## The data:
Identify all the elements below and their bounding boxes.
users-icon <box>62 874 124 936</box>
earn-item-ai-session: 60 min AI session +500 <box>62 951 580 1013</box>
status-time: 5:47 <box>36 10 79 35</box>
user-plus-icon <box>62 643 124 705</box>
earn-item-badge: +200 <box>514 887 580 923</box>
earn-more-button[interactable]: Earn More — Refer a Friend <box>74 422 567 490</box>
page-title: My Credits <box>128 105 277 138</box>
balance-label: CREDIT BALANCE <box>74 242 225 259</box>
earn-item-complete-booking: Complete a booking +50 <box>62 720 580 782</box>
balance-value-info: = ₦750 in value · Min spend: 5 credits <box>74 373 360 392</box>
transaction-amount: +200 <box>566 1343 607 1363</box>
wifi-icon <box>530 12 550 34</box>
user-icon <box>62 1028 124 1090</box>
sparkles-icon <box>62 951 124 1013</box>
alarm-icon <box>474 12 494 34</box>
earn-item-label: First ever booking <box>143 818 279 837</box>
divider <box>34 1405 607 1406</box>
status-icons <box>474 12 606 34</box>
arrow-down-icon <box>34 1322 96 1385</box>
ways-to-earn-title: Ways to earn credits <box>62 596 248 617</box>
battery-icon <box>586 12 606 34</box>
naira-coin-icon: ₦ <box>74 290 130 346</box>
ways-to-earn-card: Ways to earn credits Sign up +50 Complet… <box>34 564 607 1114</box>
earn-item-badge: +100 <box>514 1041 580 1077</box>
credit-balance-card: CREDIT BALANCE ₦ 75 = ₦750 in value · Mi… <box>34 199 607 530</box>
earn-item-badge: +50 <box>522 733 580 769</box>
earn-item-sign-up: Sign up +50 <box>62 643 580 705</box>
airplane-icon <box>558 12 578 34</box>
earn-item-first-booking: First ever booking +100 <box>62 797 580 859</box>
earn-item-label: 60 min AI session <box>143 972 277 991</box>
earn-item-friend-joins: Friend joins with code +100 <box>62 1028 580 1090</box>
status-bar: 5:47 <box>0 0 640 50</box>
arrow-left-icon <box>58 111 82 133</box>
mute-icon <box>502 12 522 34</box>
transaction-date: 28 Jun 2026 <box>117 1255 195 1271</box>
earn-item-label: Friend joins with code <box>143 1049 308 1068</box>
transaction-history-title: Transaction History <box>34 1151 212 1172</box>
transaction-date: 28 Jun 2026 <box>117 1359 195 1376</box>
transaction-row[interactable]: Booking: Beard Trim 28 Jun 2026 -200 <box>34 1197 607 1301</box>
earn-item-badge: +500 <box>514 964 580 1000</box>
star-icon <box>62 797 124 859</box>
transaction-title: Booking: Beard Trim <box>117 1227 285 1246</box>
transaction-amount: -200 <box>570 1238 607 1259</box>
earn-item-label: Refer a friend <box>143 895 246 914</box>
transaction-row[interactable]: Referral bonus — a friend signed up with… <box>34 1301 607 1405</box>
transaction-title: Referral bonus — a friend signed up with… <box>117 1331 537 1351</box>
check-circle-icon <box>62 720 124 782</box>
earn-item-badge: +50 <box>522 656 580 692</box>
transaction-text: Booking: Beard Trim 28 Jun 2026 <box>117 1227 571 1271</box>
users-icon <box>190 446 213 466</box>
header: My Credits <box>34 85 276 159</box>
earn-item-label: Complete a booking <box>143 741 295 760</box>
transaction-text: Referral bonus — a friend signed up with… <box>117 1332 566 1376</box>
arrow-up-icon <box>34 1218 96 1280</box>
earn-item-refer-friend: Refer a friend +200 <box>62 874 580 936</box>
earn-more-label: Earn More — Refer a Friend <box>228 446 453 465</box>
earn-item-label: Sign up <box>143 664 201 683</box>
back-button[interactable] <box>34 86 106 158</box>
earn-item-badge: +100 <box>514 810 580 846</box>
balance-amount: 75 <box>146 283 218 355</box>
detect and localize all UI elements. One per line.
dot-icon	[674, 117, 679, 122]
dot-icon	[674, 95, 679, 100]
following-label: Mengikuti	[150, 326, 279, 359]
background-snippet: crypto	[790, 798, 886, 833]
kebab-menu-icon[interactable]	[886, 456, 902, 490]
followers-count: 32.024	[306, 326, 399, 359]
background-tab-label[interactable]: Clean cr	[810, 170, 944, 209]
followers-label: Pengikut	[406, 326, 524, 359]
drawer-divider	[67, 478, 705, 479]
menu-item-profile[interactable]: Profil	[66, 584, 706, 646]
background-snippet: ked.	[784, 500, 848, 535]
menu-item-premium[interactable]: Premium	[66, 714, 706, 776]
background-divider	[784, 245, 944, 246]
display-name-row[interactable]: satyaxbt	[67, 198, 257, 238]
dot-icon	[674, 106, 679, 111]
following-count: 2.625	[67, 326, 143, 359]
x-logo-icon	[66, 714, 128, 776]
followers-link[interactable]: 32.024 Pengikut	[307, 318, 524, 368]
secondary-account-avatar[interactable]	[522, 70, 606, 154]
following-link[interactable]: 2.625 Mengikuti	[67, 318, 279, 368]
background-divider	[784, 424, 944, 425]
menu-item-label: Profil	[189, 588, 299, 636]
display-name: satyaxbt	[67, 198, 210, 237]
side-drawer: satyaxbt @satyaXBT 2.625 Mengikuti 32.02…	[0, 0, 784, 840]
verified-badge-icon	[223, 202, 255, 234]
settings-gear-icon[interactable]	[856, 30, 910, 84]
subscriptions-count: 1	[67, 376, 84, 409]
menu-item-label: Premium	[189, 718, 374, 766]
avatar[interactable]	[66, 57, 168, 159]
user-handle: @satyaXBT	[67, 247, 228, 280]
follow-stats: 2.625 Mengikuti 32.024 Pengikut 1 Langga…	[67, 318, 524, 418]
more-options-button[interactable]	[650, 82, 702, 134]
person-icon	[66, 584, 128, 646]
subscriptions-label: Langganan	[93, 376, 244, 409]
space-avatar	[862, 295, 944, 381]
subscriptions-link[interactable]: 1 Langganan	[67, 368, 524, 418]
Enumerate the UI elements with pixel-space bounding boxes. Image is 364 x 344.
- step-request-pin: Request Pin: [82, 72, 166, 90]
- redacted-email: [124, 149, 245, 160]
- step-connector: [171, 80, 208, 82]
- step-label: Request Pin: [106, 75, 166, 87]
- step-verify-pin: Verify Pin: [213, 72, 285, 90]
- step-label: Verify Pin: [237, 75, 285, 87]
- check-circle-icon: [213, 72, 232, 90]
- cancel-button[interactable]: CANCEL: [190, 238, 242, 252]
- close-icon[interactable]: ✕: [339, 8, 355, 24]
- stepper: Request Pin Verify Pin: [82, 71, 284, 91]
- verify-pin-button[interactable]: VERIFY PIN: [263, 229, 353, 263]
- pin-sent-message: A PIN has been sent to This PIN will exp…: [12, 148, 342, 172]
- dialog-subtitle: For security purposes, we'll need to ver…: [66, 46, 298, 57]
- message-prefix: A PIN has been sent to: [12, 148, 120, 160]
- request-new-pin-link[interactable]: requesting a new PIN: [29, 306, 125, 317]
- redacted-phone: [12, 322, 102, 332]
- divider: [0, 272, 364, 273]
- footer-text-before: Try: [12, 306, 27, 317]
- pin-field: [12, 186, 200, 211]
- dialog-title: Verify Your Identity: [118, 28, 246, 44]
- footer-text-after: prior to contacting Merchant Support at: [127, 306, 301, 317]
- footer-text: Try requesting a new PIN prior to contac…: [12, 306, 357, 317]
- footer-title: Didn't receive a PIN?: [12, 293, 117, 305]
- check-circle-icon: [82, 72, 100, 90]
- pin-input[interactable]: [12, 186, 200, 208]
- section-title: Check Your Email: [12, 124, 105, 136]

## Written task:
Return, without alteration, the lines from the beginning of the entries through the line containing "star-icon <box>62 797 124 859</box>", including both the first and the last line.

## Task result:
Identify all the elements below and their bounding boxes.
users-icon <box>62 874 124 936</box>
earn-item-ai-session: 60 min AI session +500 <box>62 951 580 1013</box>
status-time: 5:47 <box>36 10 79 35</box>
user-plus-icon <box>62 643 124 705</box>
earn-item-badge: +200 <box>514 887 580 923</box>
earn-more-button[interactable]: Earn More — Refer a Friend <box>74 422 567 490</box>
page-title: My Credits <box>128 105 277 138</box>
balance-label: CREDIT BALANCE <box>74 242 225 259</box>
earn-item-complete-booking: Complete a booking +50 <box>62 720 580 782</box>
balance-value-info: = ₦750 in value · Min spend: 5 credits <box>74 373 360 392</box>
transaction-amount: +200 <box>566 1343 607 1363</box>
wifi-icon <box>530 12 550 34</box>
user-icon <box>62 1028 124 1090</box>
sparkles-icon <box>62 951 124 1013</box>
alarm-icon <box>474 12 494 34</box>
earn-item-label: First ever booking <box>143 818 279 837</box>
divider <box>34 1405 607 1406</box>
status-icons <box>474 12 606 34</box>
arrow-down-icon <box>34 1322 96 1385</box>
ways-to-earn-title: Ways to earn credits <box>62 596 248 617</box>
battery-icon <box>586 12 606 34</box>
naira-coin-icon: ₦ <box>74 290 130 346</box>
ways-to-earn-card: Ways to earn credits Sign up +50 Complet… <box>34 564 607 1114</box>
earn-item-badge: +100 <box>514 1041 580 1077</box>
credit-balance-card: CREDIT BALANCE ₦ 75 = ₦750 in value · Mi… <box>34 199 607 530</box>
earn-item-badge: +50 <box>522 733 580 769</box>
earn-item-sign-up: Sign up +50 <box>62 643 580 705</box>
airplane-icon <box>558 12 578 34</box>
earn-item-first-booking: First ever booking +100 <box>62 797 580 859</box>
earn-item-label: 60 min AI session <box>143 972 277 991</box>
earn-item-friend-joins: Friend joins with code +100 <box>62 1028 580 1090</box>
status-bar: 5:47 <box>0 0 640 50</box>
arrow-left-icon <box>58 111 82 133</box>
mute-icon <box>502 12 522 34</box>
transaction-date: 28 Jun 2026 <box>117 1255 195 1271</box>
earn-item-label: Friend joins with code <box>143 1049 308 1068</box>
transaction-history-title: Transaction History <box>34 1151 212 1172</box>
transaction-date: 28 Jun 2026 <box>117 1359 195 1376</box>
transaction-row[interactable]: Booking: Beard Trim 28 Jun 2026 -200 <box>34 1197 607 1301</box>
earn-item-badge: +500 <box>514 964 580 1000</box>
star-icon <box>62 797 124 859</box>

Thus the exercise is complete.